----- GIVEN DATA -----
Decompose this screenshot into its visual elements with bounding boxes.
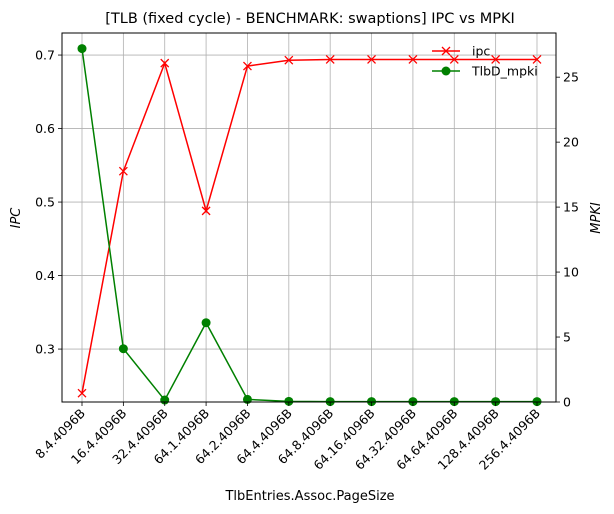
y-left-tick-label: 0.6 <box>35 121 55 136</box>
legend-label-TlbD_mpki: TlbD_mpki <box>471 64 538 79</box>
y-right-tick-label: 15 <box>563 200 579 215</box>
data-point-ipc <box>77 388 87 398</box>
data-point-ipc <box>284 55 294 65</box>
data-point-TlbD_mpki <box>118 344 128 354</box>
y-axis-right: 0 5 10 15 20 25 <box>556 70 579 410</box>
y-axis-left-title: IPC <box>9 207 24 229</box>
chart-title: [TLB (fixed cycle) - BENCHMARK: swaption… <box>105 11 515 27</box>
legend-label-ipc: ipc <box>472 44 490 59</box>
data-point-ipc <box>449 55 459 64</box>
data-point-TlbD_mpki <box>284 396 294 406</box>
y-right-tick-label: 5 <box>563 330 571 345</box>
series-line-ipc <box>81 58 537 394</box>
data-point-ipc <box>201 206 211 216</box>
legend: ipc TlbD_mpki <box>432 44 538 79</box>
y-right-tick-label: 0 <box>563 395 571 410</box>
y-left-tick-label: 0.4 <box>35 268 55 283</box>
data-point-ipc <box>491 55 501 64</box>
data-point-ipc <box>325 55 335 64</box>
y-axis-right-title: MPKI <box>589 202 604 234</box>
data-point-TlbD_mpki <box>201 318 211 328</box>
data-point-ipc <box>242 61 252 71</box>
y-right-tick-label: 20 <box>563 135 579 150</box>
data-point-ipc <box>160 58 170 68</box>
plot-frame <box>61 32 557 403</box>
legend-marker-TlbD_mpki <box>441 66 451 76</box>
grid <box>62 33 556 402</box>
data-point-ipc <box>118 166 128 176</box>
x-axis-title: TlbEntries.Assoc.PageSize <box>224 489 394 504</box>
y-right-tick-label: 25 <box>563 70 579 85</box>
legend-marker-ipc <box>441 46 451 56</box>
data-point-TlbD_mpki <box>77 44 87 54</box>
y-right-tick-label: 10 <box>563 265 579 280</box>
y-left-tick-label: 0.3 <box>35 342 55 357</box>
data-point-ipc <box>408 55 418 64</box>
data-point-ipc <box>532 55 542 64</box>
x-axis: 8.4.4096B16.4.4096B32.4.4096B64.1.4096B6… <box>32 402 543 473</box>
series-layer <box>77 44 542 407</box>
y-left-tick-label: 0.5 <box>35 195 55 210</box>
y-left-tick-label: 0.7 <box>35 48 55 63</box>
data-point-ipc <box>367 55 377 64</box>
y-axis-left: 0.3 0.4 0.5 0.6 0.7 <box>35 48 62 357</box>
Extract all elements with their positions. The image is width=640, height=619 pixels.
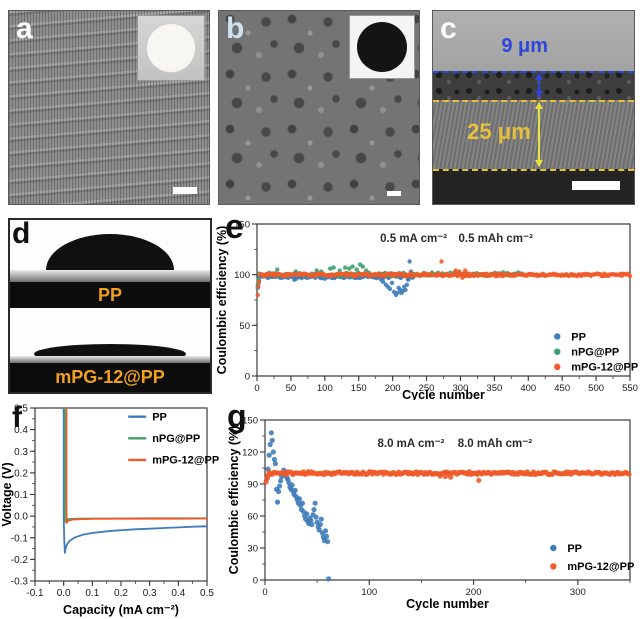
svg-text:0.0: 0.0 <box>14 512 28 523</box>
svg-text:0: 0 <box>253 576 258 587</box>
svg-text:200: 200 <box>385 383 401 394</box>
svg-text:PP: PP <box>567 543 582 555</box>
panel-c-cross-section-sem: 9 μm 25 μm <box>432 10 635 205</box>
panel-b-sem-image <box>218 10 420 205</box>
svg-text:450: 450 <box>554 383 570 394</box>
svg-text:0.5 mAh cm⁻²: 0.5 mAh cm⁻² <box>458 233 533 245</box>
svg-text:0: 0 <box>245 372 250 383</box>
svg-text:60: 60 <box>247 512 258 523</box>
svg-text:Coulombic efficiency (%): Coulombic efficiency (%) <box>227 426 241 575</box>
svg-text:90: 90 <box>247 480 258 491</box>
svg-text:0: 0 <box>262 587 267 598</box>
svg-text:0.5: 0.5 <box>14 404 28 415</box>
svg-text:100: 100 <box>361 587 377 598</box>
svg-text:-0.3: -0.3 <box>11 577 29 588</box>
svg-text:350: 350 <box>486 383 502 394</box>
panel-a-sem-image <box>8 10 210 205</box>
svg-text:0.3: 0.3 <box>14 447 28 458</box>
pp-top-dashed-line <box>433 99 634 102</box>
svg-text:-0.1: -0.1 <box>26 588 44 599</box>
panel-d-contact-angle: PP mPG-12@PP <box>8 218 212 394</box>
svg-text:0.5 mA cm⁻²: 0.5 mA cm⁻² <box>380 233 447 245</box>
svg-text:50: 50 <box>286 383 297 394</box>
contact-angle-photo-mpg: mPG-12@PP <box>10 308 210 392</box>
contact-angle-photo-pp: PP <box>10 220 210 308</box>
svg-text:mPG-12@PP: mPG-12@PP <box>152 455 219 467</box>
svg-text:0.1: 0.1 <box>14 490 28 501</box>
chart-f-voltage-capacity: -0.1 0.0 0.1 0.2 0.3 0.4 0.5 -0.3 -0.2 -0.1 0.0 0.1… <box>2 404 219 618</box>
panel-b-inset-photo <box>349 15 415 79</box>
svg-text:PP: PP <box>571 331 586 343</box>
svg-text:0.2: 0.2 <box>114 588 128 599</box>
svg-text:0.0: 0.0 <box>57 588 71 599</box>
svg-text:mPG-12@PP: mPG-12@PP <box>567 561 634 573</box>
svg-text:0.2: 0.2 <box>14 468 28 479</box>
black-coated-separator-disc <box>357 22 407 72</box>
panel-e-label: e <box>225 208 244 246</box>
scale-bar <box>572 181 620 190</box>
svg-text:mPG-12@PP: mPG-12@PP <box>571 362 638 374</box>
svg-text:100: 100 <box>317 383 333 394</box>
svg-text:150: 150 <box>351 383 367 394</box>
svg-text:200: 200 <box>466 587 482 598</box>
svg-text:0.4: 0.4 <box>14 425 28 436</box>
panel-c-label: c <box>440 12 457 45</box>
panel-f-label: f <box>12 401 22 434</box>
pp-thickness-arrow-icon <box>534 101 543 168</box>
svg-text:150: 150 <box>242 416 258 427</box>
panel-a-label: a <box>16 12 33 45</box>
svg-text:400: 400 <box>520 383 536 394</box>
chart-g-coulombic-efficiency-8p0: 0 100 200 300 0 30 60 90 120 150 Cycle number Coulo… <box>227 416 634 612</box>
pp-thickness-value: 25 μm <box>467 119 531 144</box>
pp-substrate-label: PP <box>97 284 122 305</box>
svg-text:550: 550 <box>622 383 638 394</box>
coating-thickness-value: 9 μm <box>501 35 549 58</box>
svg-text:-0.1: -0.1 <box>11 533 29 544</box>
svg-text:Cycle number: Cycle number <box>406 597 489 611</box>
svg-text:0.3: 0.3 <box>143 588 157 599</box>
svg-text:Coulombic efficiency (%): Coulombic efficiency (%) <box>215 226 229 375</box>
svg-text:120: 120 <box>242 448 258 459</box>
chart-e-coulombic-efficiency-0p5: 0 50 100 150 200 250 300 350 400 450 500 550 0 50 100 1… <box>215 220 638 401</box>
pp-bottom-dashed-line <box>433 169 634 172</box>
white-separator-disc <box>146 23 196 73</box>
svg-text:300: 300 <box>453 383 469 394</box>
svg-text:nPG@PP: nPG@PP <box>571 346 619 358</box>
svg-text:nPG@PP: nPG@PP <box>152 433 200 445</box>
svg-text:Voltage (V): Voltage (V) <box>2 462 14 526</box>
svg-text:150: 150 <box>234 220 250 231</box>
coating-top-dashed-line <box>433 70 634 73</box>
svg-text:0.1: 0.1 <box>85 588 99 599</box>
scale-bar <box>173 187 197 194</box>
panel-a-inset-photo <box>137 15 205 81</box>
panel-b-label: b <box>226 12 245 45</box>
svg-text:-0.2: -0.2 <box>11 555 29 566</box>
svg-text:50: 50 <box>239 321 250 332</box>
svg-text:0: 0 <box>254 383 259 394</box>
svg-text:500: 500 <box>588 383 604 394</box>
svg-text:250: 250 <box>419 383 435 394</box>
svg-text:PP: PP <box>152 411 167 423</box>
svg-text:300: 300 <box>570 587 586 598</box>
panel-d-label: d <box>12 217 31 250</box>
scale-bar <box>387 191 401 196</box>
coating-thickness-arrow-icon <box>534 72 543 99</box>
mpg-substrate-label: mPG-12@PP <box>55 367 165 387</box>
svg-text:Capacity (mA cm⁻²): Capacity (mA cm⁻²) <box>63 603 179 617</box>
svg-text:8.0 mAh cm⁻²: 8.0 mAh cm⁻² <box>458 438 533 450</box>
svg-text:100: 100 <box>234 270 250 281</box>
svg-text:8.0 mA cm⁻²: 8.0 mA cm⁻² <box>377 438 444 450</box>
svg-text:0.4: 0.4 <box>171 588 185 599</box>
panel-g-label: g <box>227 398 247 434</box>
svg-text:0.5: 0.5 <box>200 588 214 599</box>
svg-text:Cycle number: Cycle number <box>402 388 485 400</box>
svg-text:30: 30 <box>247 544 258 555</box>
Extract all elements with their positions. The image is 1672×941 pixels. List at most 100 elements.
-----
**OBJECTIVE:**
Copy out everything in the records from the line that contains "y-left-tick-label: 0.6 <box>35" down to the line that contains "y-right-tick-label: 10 <box>563", with both of those lines included and every line reproduced unchanged.

**COMPLETE RESPONSE:**
y-left-tick-label: 0.6 <box>35 121 55 136</box>
legend-label-TlbD_mpki: TlbD_mpki <box>471 64 538 79</box>
y-right-tick-label: 15 <box>563 200 579 215</box>
data-point-ipc <box>77 388 87 398</box>
data-point-ipc <box>284 55 294 65</box>
data-point-TlbD_mpki <box>118 344 128 354</box>
y-axis-right: 0 5 10 15 20 25 <box>556 70 579 410</box>
y-axis-left-title: IPC <box>9 207 24 229</box>
chart-title: [TLB (fixed cycle) - BENCHMARK: swaption… <box>105 11 515 27</box>
legend-label-ipc: ipc <box>472 44 490 59</box>
data-point-ipc <box>449 55 459 64</box>
data-point-TlbD_mpki <box>284 396 294 406</box>
y-right-tick-label: 5 <box>563 330 571 345</box>
series-line-ipc <box>81 58 537 394</box>
data-point-ipc <box>201 206 211 216</box>
legend: ipc TlbD_mpki <box>432 44 538 79</box>
y-right-tick-label: 0 <box>563 395 571 410</box>
y-left-tick-label: 0.4 <box>35 268 55 283</box>
data-point-ipc <box>491 55 501 64</box>
data-point-ipc <box>325 55 335 64</box>
y-axis-right-title: MPKI <box>589 202 604 234</box>
data-point-TlbD_mpki <box>201 318 211 328</box>
data-point-ipc <box>242 61 252 71</box>
y-right-tick-label: 20 <box>563 135 579 150</box>
data-point-ipc <box>160 58 170 68</box>
plot-frame <box>61 32 557 403</box>
legend-marker-TlbD_mpki <box>441 66 451 76</box>
grid <box>62 33 556 402</box>
data-point-ipc <box>118 166 128 176</box>
x-axis-title: TlbEntries.Assoc.PageSize <box>224 489 394 504</box>
y-right-tick-label: 25 <box>563 70 579 85</box>
legend-marker-ipc <box>441 46 451 56</box>
data-point-TlbD_mpki <box>77 44 87 54</box>
y-right-tick-label: 10 <box>563 265 579 280</box>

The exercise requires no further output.